All records should be reproduced verbatim.

══ Records for this task

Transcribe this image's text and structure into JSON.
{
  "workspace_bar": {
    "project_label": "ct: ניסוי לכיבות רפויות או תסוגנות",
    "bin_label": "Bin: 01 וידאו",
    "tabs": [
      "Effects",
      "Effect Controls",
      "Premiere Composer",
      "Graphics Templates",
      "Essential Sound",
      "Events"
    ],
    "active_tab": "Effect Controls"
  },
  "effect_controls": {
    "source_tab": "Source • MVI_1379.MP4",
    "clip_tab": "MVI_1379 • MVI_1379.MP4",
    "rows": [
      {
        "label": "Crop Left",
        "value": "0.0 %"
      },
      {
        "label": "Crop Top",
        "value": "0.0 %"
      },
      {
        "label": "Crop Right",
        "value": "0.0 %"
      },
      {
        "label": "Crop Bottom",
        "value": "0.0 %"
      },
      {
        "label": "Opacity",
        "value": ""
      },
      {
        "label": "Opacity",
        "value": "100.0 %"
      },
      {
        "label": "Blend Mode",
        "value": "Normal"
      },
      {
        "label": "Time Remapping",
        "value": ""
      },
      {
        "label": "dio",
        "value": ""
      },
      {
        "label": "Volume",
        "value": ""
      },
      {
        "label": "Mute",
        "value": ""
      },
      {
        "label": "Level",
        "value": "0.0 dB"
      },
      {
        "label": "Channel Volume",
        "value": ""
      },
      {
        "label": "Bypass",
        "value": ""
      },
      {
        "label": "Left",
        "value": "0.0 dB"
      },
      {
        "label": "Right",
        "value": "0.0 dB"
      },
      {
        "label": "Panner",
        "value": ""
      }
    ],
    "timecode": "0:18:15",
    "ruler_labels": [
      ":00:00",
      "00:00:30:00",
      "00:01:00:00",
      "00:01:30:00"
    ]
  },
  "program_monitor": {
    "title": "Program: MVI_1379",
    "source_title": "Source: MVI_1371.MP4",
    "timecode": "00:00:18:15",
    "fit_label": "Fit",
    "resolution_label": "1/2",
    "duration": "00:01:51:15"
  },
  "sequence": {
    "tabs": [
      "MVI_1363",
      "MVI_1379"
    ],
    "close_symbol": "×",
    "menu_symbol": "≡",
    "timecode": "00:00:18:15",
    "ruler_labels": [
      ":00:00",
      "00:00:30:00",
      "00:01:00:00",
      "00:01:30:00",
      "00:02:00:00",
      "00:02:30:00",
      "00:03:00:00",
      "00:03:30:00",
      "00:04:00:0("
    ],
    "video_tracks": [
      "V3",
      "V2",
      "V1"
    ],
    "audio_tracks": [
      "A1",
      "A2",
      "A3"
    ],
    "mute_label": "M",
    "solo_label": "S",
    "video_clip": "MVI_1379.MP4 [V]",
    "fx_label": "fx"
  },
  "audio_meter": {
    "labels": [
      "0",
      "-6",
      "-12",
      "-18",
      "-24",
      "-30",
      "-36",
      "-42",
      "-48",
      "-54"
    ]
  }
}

════

Expected output »
Transcribe this image's text and structure into JSON.
{
  "workspace_bar": {
    "project_label": "ct: ניסוי לכיבות רפויות או תסוגנות",
    "bin_label": "Bin: 01 וידאו",
    "tabs": [
      "Effects",
      "Effect Controls",
      "Premiere Composer",
      "Graphics Templates",
      "Essential Sound",
      "Events"
    ],
    "active_tab": "Effect Controls"
  },
  "effect_controls": {
    "source_tab": "Source • MVI_1379.MP4",
    "clip_tab": "MVI_1379 • MVI_1379.MP4",
    "rows": [
      {
        "label": "Crop Left",
        "value": "0.0 %"
      },
      {
        "label": "Crop Top",
        "value": "0.0 %"
      },
      {
        "label": "Crop Right",
        "value": "0.0 %"
      },
      {
        "label": "Crop Bottom",
        "value": "0.0 %"
      },
      {
        "label": "Opacity",
        "value": ""
      },
      {
        "label": "Opacity",
        "value": "100.0 %"
      },
      {
        "label": "Blend Mode",
        "value": "Normal"
      },
      {
        "label": "Time Remapping",
        "value": ""
      },
      {
        "label": "dio",
        "value": ""
      },
      {
        "label": "Volume",
        "value": ""
      },
      {
        "label": "Mute",
        "value": ""
      },
      {
        "label": "Level",
        "value": "0.0 dB"
      },
      {
        "label": "Channel Volume",
        "value": ""
      },
      {
        "label": "Bypass",
        "value": ""
      },
      {
        "label": "Left",
        "value": "0.0 dB"
      },
      {
        "label": "Right",
        "value": "0.0 dB"
      },
      {
        "label": "Panner",
        "value": ""
      }
    ],
    "timecode": "0:18:15",
    "ruler_labels": [
      ":00:00",
      "00:00:30:00",
      "00:01:00:00",
      "00:01:30:00"
    ]
  },
  "program_monitor": {
    "title": "Program: MVI_1379",
    "source_title": "Source: MVI_1371.MP4",
    "timecode": "00:00:18:15",
    "fit_label": "Fit",
    "resolution_label": "1/2",
    "duration": "00:01:51:15"
  },
  "sequence": {
    "tabs": [
      "MVI_1363",
      "MVI_1379"
    ],
    "close_symbol": "×",
    "menu_symbol": "≡",
    "timecode": "00:00:18:15",
    "ruler_labels": [
      ":00:00",
      "00:00:30:00",
      "00:01:00:00",
      "00:01:30:00",
      "00:02:00:00",
      "00:02:30:00",
      "00:03:00:00",
      "00:03:30:00",
      "00:04:00:0("
    ],
    "video_tracks": [
      "V3",
      "V2",
      "V1"
    ],
    "audio_tracks": [
      "A1",
      "A2",
      "A3"
    ],
    "mute_label": "M",
    "solo_label": "S",
    "video_clip": "MVI_1379.MP4 [V]",
    "fx_label": "fx"
  },
  "audio_meter": {
    "labels": [
      "0",
      "-6",
      "-12",
      "-18",
      "-24",
      "-30",
      "-36",
      "-42",
      "-48",
      "-54"
    ]
  }
}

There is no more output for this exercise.